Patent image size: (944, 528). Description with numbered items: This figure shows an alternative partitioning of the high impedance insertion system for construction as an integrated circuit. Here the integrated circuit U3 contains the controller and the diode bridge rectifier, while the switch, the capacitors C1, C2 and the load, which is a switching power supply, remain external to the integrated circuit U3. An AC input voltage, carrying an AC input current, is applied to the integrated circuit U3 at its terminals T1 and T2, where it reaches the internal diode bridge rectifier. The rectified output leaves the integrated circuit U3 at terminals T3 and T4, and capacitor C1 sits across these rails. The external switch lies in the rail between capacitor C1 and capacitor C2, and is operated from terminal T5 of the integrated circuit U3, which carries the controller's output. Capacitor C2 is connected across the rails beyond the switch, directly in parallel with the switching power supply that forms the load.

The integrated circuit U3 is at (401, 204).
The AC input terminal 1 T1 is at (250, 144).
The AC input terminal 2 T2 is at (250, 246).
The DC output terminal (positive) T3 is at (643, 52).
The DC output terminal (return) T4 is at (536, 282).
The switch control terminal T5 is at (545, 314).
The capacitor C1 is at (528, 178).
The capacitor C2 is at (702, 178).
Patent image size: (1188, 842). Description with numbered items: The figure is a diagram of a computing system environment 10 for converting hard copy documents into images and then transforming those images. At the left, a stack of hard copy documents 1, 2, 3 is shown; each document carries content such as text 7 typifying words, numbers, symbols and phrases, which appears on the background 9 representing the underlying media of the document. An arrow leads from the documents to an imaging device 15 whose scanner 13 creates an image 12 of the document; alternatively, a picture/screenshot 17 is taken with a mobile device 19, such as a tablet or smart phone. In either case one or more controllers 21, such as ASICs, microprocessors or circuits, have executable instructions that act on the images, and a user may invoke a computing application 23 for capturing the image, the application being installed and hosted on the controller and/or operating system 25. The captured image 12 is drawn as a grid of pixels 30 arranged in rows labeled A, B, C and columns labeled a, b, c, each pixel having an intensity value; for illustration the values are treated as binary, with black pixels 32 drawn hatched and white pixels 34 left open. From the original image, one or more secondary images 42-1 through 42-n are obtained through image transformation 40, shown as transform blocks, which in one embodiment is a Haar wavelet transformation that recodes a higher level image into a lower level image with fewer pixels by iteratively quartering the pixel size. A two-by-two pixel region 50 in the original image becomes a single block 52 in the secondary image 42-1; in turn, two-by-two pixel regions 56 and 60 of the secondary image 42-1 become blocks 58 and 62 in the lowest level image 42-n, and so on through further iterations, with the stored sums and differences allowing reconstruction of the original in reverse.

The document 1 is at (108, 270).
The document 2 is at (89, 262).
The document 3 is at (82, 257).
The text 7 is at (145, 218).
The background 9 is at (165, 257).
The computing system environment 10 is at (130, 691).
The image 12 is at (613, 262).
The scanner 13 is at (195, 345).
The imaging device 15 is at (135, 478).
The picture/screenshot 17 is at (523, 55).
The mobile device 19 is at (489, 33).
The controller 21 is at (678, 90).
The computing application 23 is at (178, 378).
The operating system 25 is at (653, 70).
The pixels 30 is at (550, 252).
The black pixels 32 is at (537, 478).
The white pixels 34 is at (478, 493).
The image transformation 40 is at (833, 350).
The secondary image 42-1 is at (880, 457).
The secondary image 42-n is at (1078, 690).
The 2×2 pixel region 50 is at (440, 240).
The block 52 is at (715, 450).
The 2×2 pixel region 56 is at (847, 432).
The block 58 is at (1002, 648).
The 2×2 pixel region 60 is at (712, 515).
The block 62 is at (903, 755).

-=-=-=-=-

Lay out the lines above, from the one containing "Patent image size: (1188, 842)." through the one containing "The scanner 13 is at (195, 345)." inclusive, as a JSON list of strings. Use one string per line and leave out blank lines.

[
  "Patent image size: (1188, 842). Description with numbered items: The figure is a diagram of a computing system environment 10 for converting hard copy documents into images and then transforming those images. At the left, a stack of hard copy documents 1, 2, 3 is shown; each document carries content such as text 7 typifying words, numbers, symbols and phrases, which appears on the background 9 representing the underlying media of the document. An arrow leads from the documents to an imaging device 15 whose scanner 13 creates an image 12 of the document; alternatively, a picture/screenshot 17 is taken with a mobile device 19, such as a tablet or smart phone. In either case one or more controllers 21, such as ASICs, microprocessors or circuits, have executable instructions that act on the images, and a user may invoke a computing application 23 for capturing the image, the application being installed and hosted on the controller and/or operating system 25. The captured image 12 is drawn as a grid of pixels 30 arranged in rows labeled A, B, C and columns labeled a, b, c, each pixel having an intensity value; for illustration the values are treated as binary, with black pixels 32 drawn hatched and white pixels 34 left open. From the original image, one or more secondary images 42-1 through 42-n are obtained through image transformation 40, shown as transform blocks, which in one embodiment is a Haar wavelet transformation that recodes a higher level image into a lower level image with fewer pixels by iteratively quartering the pixel size. A two-by-two pixel region 50 in the original image becomes a single block 52 in the secondary image 42-1; in turn, two-by-two pixel regions 56 and 60 of the secondary image 42-1 become blocks 58 and 62 in the lowest level image 42-n, and so on through further iterations, with the stored sums and differences allowing reconstruction of the original in reverse.",
  "The document 1 is at (108, 270).",
  "The document 2 is at (89, 262).",
  "The document 3 is at (82, 257).",
  "The text 7 is at (145, 218).",
  "The background 9 is at (165, 257).",
  "The computing system environment 10 is at (130, 691).",
  "The image 12 is at (613, 262).",
  "The scanner 13 is at (195, 345)."
]